[WRITTEN PROBLEM]
Your task is to extract every line from the material below exactly.

[DATA LISTING]
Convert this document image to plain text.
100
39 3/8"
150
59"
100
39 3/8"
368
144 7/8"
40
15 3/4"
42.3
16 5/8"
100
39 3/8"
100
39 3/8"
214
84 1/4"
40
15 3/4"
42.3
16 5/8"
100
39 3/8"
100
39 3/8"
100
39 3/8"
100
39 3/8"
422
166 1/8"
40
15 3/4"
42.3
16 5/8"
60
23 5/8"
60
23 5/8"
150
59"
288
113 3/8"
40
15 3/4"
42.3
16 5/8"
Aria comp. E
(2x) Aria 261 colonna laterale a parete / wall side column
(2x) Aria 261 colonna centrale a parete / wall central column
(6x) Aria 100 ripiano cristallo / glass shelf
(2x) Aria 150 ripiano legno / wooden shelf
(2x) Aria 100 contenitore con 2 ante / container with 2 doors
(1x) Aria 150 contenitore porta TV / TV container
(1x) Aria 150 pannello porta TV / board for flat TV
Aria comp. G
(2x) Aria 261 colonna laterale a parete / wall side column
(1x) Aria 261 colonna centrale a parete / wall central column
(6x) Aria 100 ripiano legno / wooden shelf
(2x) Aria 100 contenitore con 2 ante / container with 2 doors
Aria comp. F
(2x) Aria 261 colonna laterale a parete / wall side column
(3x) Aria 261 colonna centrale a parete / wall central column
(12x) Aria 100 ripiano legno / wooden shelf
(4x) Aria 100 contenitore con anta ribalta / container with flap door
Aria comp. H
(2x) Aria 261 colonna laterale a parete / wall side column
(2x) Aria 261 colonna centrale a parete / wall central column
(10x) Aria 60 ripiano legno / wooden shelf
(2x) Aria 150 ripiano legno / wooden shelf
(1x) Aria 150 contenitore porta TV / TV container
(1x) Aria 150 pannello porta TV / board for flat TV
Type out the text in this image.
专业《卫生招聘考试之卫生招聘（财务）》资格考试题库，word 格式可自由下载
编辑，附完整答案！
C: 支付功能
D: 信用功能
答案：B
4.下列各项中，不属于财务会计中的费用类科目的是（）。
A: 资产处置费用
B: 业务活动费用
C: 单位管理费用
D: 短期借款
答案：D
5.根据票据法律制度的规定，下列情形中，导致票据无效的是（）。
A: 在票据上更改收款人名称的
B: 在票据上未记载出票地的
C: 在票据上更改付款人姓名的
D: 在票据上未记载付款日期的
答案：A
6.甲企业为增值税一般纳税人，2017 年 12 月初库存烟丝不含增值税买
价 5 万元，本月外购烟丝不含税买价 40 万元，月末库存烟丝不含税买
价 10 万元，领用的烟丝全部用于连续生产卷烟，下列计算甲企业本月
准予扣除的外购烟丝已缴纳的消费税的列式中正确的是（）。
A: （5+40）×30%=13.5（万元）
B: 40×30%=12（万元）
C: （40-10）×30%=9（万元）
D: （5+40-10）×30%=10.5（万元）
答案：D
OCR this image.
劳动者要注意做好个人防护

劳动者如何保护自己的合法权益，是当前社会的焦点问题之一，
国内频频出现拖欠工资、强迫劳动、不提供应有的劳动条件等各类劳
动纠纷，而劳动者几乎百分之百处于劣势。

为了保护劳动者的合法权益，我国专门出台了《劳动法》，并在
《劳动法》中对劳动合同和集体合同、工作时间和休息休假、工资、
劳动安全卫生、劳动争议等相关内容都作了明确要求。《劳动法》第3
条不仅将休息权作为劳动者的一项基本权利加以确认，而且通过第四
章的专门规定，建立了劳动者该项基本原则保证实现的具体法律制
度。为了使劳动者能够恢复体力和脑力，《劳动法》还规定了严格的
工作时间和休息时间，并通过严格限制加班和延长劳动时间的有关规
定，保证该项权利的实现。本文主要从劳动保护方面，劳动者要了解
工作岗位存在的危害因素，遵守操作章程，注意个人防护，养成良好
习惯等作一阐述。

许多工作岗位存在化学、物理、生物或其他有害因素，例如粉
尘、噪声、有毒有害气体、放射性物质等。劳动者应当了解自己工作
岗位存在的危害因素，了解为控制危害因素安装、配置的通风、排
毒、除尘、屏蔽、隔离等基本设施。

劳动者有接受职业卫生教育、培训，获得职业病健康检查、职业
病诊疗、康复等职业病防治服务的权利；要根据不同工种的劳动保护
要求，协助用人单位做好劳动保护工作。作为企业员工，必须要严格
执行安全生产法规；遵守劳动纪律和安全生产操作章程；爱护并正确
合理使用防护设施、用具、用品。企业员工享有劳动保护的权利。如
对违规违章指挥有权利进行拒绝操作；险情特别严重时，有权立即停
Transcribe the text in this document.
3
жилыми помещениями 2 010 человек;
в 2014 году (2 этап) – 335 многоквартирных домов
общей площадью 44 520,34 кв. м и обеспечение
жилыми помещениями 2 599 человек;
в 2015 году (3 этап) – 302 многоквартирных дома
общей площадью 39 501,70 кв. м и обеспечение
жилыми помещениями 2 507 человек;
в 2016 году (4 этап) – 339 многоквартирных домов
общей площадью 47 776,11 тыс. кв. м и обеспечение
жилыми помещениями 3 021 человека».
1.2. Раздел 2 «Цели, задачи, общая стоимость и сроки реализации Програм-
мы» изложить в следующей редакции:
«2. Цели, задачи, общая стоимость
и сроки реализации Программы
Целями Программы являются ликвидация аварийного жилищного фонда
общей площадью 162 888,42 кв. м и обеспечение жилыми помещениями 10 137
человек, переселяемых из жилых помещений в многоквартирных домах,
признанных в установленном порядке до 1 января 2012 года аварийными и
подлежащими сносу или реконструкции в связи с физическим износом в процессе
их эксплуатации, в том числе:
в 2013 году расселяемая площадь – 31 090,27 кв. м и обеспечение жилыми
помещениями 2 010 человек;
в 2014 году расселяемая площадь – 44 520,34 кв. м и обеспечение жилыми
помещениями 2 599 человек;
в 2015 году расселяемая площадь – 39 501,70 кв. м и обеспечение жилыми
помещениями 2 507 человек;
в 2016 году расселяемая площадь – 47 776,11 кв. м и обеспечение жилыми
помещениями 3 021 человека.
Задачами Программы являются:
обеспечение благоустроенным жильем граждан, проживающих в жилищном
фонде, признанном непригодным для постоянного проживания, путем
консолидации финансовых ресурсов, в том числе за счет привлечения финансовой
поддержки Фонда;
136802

[OUTPUT]
Convert this document image to plain text.
100
39 3/8"
150
59"
100
39 3/8"
368
144 7/8"
40
15 3/4"
42.3
16 5/8"
100
39 3/8"
100
39 3/8"
214
84 1/4"
40
15 3/4"
42.3
16 5/8"
100
39 3/8"
100
39 3/8"
100
39 3/8"
100
39 3/8"
422
166 1/8"
40
15 3/4"
42.3
16 5/8"
60
23 5/8"
60
23 5/8"
150
59"
288
113 3/8"
40
15 3/4"
42.3
16 5/8"
Aria comp. E
(2x) Aria 261 colonna laterale a parete / wall side column
(2x) Aria 261 colonna centrale a parete / wall central column
(6x) Aria 100 ripiano cristallo / glass shelf
(2x) Aria 150 ripiano legno / wooden shelf
(2x) Aria 100 contenitore con 2 ante / container with 2 doors
(1x) Aria 150 contenitore porta TV / TV container
(1x) Aria 150 pannello porta TV / board for flat TV
Aria comp. G
(2x) Aria 261 colonna laterale a parete / wall side column
(1x) Aria 261 colonna centrale a parete / wall central column
(6x) Aria 100 ripiano legno / wooden shelf
(2x) Aria 100 contenitore con 2 ante / container with 2 doors
Aria comp. F
(2x) Aria 261 colonna laterale a parete / wall side column
(3x) Aria 261 colonna centrale a parete / wall central column
(12x) Aria 100 ripiano legno / wooden shelf
(4x) Aria 100 contenitore con anta ribalta / container with flap door
Aria comp. H
(2x) Aria 261 colonna laterale a parete / wall side column
(2x) Aria 261 colonna centrale a parete / wall central column
(10x) Aria 60 ripiano legno / wooden shelf
(2x) Aria 150 ripiano legno / wooden shelf
(1x) Aria 150 contenitore porta TV / TV container
(1x) Aria 150 pannello porta TV / board for flat TV
Type out the text in this image.
专业《卫生招聘考试之卫生招聘（财务）》资格考试题库，word 格式可自由下载
编辑，附完整答案！
C: 支付功能
D: 信用功能
答案：B
4.下列各项中，不属于财务会计中的费用类科目的是（）。
A: 资产处置费用
B: 业务活动费用
C: 单位管理费用
D: 短期借款
答案：D
5.根据票据法律制度的规定，下列情形中，导致票据无效的是（）。
A: 在票据上更改收款人名称的
B: 在票据上未记载出票地的
C: 在票据上更改付款人姓名的
D: 在票据上未记载付款日期的
答案：A
6.甲企业为增值税一般纳税人，2017 年 12 月初库存烟丝不含增值税买
价 5 万元，本月外购烟丝不含税买价 40 万元，月末库存烟丝不含税买
价 10 万元，领用的烟丝全部用于连续生产卷烟，下列计算甲企业本月
准予扣除的外购烟丝已缴纳的消费税的列式中正确的是（）。
A: （5+40）×30%=13.5（万元）
B: 40×30%=12（万元）
C: （40-10）×30%=9（万元）
D: （5+40-10）×30%=10.5（万元）
答案：D
OCR this image.
劳动者要注意做好个人防护

劳动者如何保护自己的合法权益，是当前社会的焦点问题之一，
国内频频出现拖欠工资、强迫劳动、不提供应有的劳动条件等各类劳
动纠纷，而劳动者几乎百分之百处于劣势。

为了保护劳动者的合法权益，我国专门出台了《劳动法》，并在
《劳动法》中对劳动合同和集体合同、工作时间和休息休假、工资、
劳动安全卫生、劳动争议等相关内容都作了明确要求。《劳动法》第3
条不仅将休息权作为劳动者的一项基本权利加以确认，而且通过第四
章的专门规定，建立了劳动者该项基本原则保证实现的具体法律制
度。为了使劳动者能够恢复体力和脑力，《劳动法》还规定了严格的
工作时间和休息时间，并通过严格限制加班和延长劳动时间的有关规
定，保证该项权利的实现。本文主要从劳动保护方面，劳动者要了解
工作岗位存在的危害因素，遵守操作章程，注意个人防护，养成良好
习惯等作一阐述。

许多工作岗位存在化学、物理、生物或其他有害因素，例如粉
尘、噪声、有毒有害气体、放射性物质等。劳动者应当了解自己工作
岗位存在的危害因素，了解为控制危害因素安装、配置的通风、排
毒、除尘、屏蔽、隔离等基本设施。

劳动者有接受职业卫生教育、培训，获得职业病健康检查、职业
病诊疗、康复等职业病防治服务的权利；要根据不同工种的劳动保护
要求，协助用人单位做好劳动保护工作。作为企业员工，必须要严格
执行安全生产法规；遵守劳动纪律和安全生产操作章程；爱护并正确
合理使用防护设施、用具、用品。企业员工享有劳动保护的权利。如
对违规违章指挥有权利进行拒绝操作；险情特别严重时，有权立即停
Transcribe the text in this document.
3
жилыми помещениями 2 010 человек;
в 2014 году (2 этап) – 335 многоквартирных домов
общей площадью 44 520,34 кв. м и обеспечение
жилыми помещениями 2 599 человек;
в 2015 году (3 этап) – 302 многоквартирных дома
общей площадью 39 501,70 кв. м и обеспечение
жилыми помещениями 2 507 человек;
в 2016 году (4 этап) – 339 многоквартирных домов
общей площадью 47 776,11 тыс. кв. м и обеспечение
жилыми помещениями 3 021 человека».
1.2. Раздел 2 «Цели, задачи, общая стоимость и сроки реализации Програм-
мы» изложить в следующей редакции:
«2. Цели, задачи, общая стоимость
и сроки реализации Программы
Целями Программы являются ликвидация аварийного жилищного фонда
общей площадью 162 888,42 кв. м и обеспечение жилыми помещениями 10 137
человек, переселяемых из жилых помещений в многоквартирных домах,
признанных в установленном порядке до 1 января 2012 года аварийными и
подлежащими сносу или реконструкции в связи с физическим износом в процессе
их эксплуатации, в том числе:
в 2013 году расселяемая площадь – 31 090,27 кв. м и обеспечение жилыми
помещениями 2 010 человек;
в 2014 году расселяемая площадь – 44 520,34 кв. м и обеспечение жилыми
помещениями 2 599 человек;
в 2015 году расселяемая площадь – 39 501,70 кв. м и обеспечение жилыми
помещениями 2 507 человек;
в 2016 году расселяемая площадь – 47 776,11 кв. м и обеспечение жилыми
помещениями 3 021 человека.
Задачами Программы являются:
обеспечение благоустроенным жильем граждан, проживающих в жилищном
фонде, признанном непригодным для постоянного проживания, путем
консолидации финансовых ресурсов, в том числе за счет привлечения финансовой
поддержки Фонда;
136802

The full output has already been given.